> [Task statement]: Reproduce the records verbatim, from the first line through the line containing "svg-text:1984: 1984: [140, 425, 168, 439]", including both.

> [Exercise materials]:
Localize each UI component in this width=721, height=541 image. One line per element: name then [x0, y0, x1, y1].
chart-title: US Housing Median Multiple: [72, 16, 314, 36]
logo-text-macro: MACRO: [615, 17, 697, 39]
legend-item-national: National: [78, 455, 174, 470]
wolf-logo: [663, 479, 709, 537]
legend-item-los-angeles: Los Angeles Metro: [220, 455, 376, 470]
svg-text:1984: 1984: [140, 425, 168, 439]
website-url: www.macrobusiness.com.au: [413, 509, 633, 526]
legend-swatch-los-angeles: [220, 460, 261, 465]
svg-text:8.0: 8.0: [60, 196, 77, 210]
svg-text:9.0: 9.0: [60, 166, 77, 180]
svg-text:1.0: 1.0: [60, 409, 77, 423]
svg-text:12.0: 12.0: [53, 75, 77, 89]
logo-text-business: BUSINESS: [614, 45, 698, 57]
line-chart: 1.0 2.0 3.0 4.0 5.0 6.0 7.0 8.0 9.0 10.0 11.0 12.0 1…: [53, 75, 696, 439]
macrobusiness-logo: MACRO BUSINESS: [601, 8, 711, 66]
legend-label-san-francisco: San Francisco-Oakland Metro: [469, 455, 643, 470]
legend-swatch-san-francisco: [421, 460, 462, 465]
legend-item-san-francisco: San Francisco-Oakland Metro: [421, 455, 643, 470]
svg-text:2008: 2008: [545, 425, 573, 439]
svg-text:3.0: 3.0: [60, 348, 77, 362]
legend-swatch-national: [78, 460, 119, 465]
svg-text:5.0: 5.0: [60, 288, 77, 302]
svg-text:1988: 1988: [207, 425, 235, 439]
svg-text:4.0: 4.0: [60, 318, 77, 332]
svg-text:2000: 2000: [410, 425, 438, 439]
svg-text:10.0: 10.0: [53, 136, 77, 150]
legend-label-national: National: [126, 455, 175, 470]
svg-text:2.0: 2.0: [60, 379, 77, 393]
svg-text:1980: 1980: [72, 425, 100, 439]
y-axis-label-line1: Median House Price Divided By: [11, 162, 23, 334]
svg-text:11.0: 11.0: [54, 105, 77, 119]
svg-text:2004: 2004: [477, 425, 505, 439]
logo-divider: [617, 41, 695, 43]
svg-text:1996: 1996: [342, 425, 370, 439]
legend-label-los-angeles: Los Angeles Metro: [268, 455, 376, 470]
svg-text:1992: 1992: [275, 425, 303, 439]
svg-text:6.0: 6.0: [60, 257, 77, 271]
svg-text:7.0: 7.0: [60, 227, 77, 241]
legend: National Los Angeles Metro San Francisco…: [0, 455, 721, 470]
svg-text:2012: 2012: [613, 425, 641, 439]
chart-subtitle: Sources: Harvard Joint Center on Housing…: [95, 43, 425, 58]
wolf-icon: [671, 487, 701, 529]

> [Answer for this exercise]:
Localize each UI component in this width=721, height=541 image. One line per element: name then [x0, y0, x1, y1].
chart-title: US Housing Median Multiple: [72, 16, 314, 36]
logo-text-macro: MACRO: [615, 17, 697, 39]
legend-item-national: National: [78, 455, 174, 470]
wolf-logo: [663, 479, 709, 537]
legend-item-los-angeles: Los Angeles Metro: [220, 455, 376, 470]
svg-text:1984: 1984: [140, 425, 168, 439]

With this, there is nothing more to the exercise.